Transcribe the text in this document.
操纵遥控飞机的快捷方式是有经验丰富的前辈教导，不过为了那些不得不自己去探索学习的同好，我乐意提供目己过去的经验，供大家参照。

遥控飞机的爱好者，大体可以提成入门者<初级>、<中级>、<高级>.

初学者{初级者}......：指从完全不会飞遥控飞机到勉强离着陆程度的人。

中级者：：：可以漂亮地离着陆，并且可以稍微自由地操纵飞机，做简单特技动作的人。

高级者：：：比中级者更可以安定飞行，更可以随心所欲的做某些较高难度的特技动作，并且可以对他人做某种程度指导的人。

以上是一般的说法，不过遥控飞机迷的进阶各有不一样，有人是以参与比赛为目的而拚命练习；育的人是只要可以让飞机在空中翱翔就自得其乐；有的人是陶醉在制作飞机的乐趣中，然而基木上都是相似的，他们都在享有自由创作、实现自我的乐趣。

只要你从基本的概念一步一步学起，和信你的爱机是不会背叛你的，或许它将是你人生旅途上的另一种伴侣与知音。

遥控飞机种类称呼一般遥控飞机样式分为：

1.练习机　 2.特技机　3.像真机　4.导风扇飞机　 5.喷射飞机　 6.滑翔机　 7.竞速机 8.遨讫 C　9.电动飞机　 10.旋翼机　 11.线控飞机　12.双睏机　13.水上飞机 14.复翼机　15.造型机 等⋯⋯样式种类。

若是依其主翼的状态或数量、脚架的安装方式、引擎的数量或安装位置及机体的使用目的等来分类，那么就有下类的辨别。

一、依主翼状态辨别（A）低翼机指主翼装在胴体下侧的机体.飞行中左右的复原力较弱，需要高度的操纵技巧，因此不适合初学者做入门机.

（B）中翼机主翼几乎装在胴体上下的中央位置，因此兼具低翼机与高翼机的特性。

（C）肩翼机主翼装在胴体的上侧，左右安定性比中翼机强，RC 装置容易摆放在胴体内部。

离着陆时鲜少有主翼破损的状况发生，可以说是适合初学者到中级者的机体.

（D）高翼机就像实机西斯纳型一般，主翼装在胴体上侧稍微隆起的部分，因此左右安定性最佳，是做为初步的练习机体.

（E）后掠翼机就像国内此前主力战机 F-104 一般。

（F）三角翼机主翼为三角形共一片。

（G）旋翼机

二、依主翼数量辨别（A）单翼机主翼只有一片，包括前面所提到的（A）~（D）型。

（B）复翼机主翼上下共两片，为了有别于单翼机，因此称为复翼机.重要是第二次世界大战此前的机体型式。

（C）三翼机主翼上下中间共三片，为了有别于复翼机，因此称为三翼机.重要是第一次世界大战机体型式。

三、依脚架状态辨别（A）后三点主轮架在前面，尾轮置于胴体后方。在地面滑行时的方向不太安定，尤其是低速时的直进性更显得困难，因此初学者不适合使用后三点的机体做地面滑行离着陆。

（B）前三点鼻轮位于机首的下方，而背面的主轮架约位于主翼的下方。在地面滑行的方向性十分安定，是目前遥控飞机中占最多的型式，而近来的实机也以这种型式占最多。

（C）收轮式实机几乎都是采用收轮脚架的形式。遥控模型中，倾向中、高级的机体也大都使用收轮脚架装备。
-*-
# Instructions for the task:
In full and verbatim, repeat the records given above.

# Solved problem:
Transcribe the text in this document.
操纵遥控飞机的快捷方式是有经验丰富的前辈教导，不过为了那些不得不自己去探索学习的同好，我乐意提供目己过去的经验，供大家参照。

遥控飞机的爱好者，大体可以提成入门者<初级>、<中级>、<高级>.

初学者{初级者}......：指从完全不会飞遥控飞机到勉强离着陆程度的人。

中级者：：：可以漂亮地离着陆，并且可以稍微自由地操纵飞机，做简单特技动作的人。

高级者：：：比中级者更可以安定飞行，更可以随心所欲的做某些较高难度的特技动作，并且可以对他人做某种程度指导的人。

以上是一般的说法，不过遥控飞机迷的进阶各有不一样，有人是以参与比赛为目的而拚命练习；育的人是只要可以让飞机在空中翱翔就自得其乐；有的人是陶醉在制作飞机的乐趣中，然而基木上都是相似的，他们都在享有自由创作、实现自我的乐趣。

只要你从基本的概念一步一步学起，和信你的爱机是不会背叛你的，或许它将是你人生旅途上的另一种伴侣与知音。

遥控飞机种类称呼一般遥控飞机样式分为：

1.练习机　 2.特技机　3.像真机　4.导风扇飞机　 5.喷射飞机　 6.滑翔机　 7.竞速机 8.遨讫 C　9.电动飞机　 10.旋翼机　 11.线控飞机　12.双睏机　13.水上飞机 14.复翼机　15.造型机 等⋯⋯样式种类。

若是依其主翼的状态或数量、脚架的安装方式、引擎的数量或安装位置及机体的使用目的等来分类，那么就有下类的辨别。

一、依主翼状态辨别（A）低翼机指主翼装在胴体下侧的机体.飞行中左右的复原力较弱，需要高度的操纵技巧，因此不适合初学者做入门机.

（B）中翼机主翼几乎装在胴体上下的中央位置，因此兼具低翼机与高翼机的特性。

（C）肩翼机主翼装在胴体的上侧，左右安定性比中翼机强，RC 装置容易摆放在胴体内部。

离着陆时鲜少有主翼破损的状况发生，可以说是适合初学者到中级者的机体.

（D）高翼机就像实机西斯纳型一般，主翼装在胴体上侧稍微隆起的部分，因此左右安定性最佳，是做为初步的练习机体.

（E）后掠翼机就像国内此前主力战机 F-104 一般。

（F）三角翼机主翼为三角形共一片。

（G）旋翼机

二、依主翼数量辨别（A）单翼机主翼只有一片，包括前面所提到的（A）~（D）型。

（B）复翼机主翼上下共两片，为了有别于单翼机，因此称为复翼机.重要是第二次世界大战此前的机体型式。

（C）三翼机主翼上下中间共三片，为了有别于复翼机，因此称为三翼机.重要是第一次世界大战机体型式。

三、依脚架状态辨别（A）后三点主轮架在前面，尾轮置于胴体后方。在地面滑行时的方向不太安定，尤其是低速时的直进性更显得困难，因此初学者不适合使用后三点的机体做地面滑行离着陆。

（B）前三点鼻轮位于机首的下方，而背面的主轮架约位于主翼的下方。在地面滑行的方向性十分安定，是目前遥控飞机中占最多的型式，而近来的实机也以这种型式占最多。

（C）收轮式实机几乎都是采用收轮脚架的形式。遥控模型中，倾向中、高级的机体也大都使用收轮脚架装备。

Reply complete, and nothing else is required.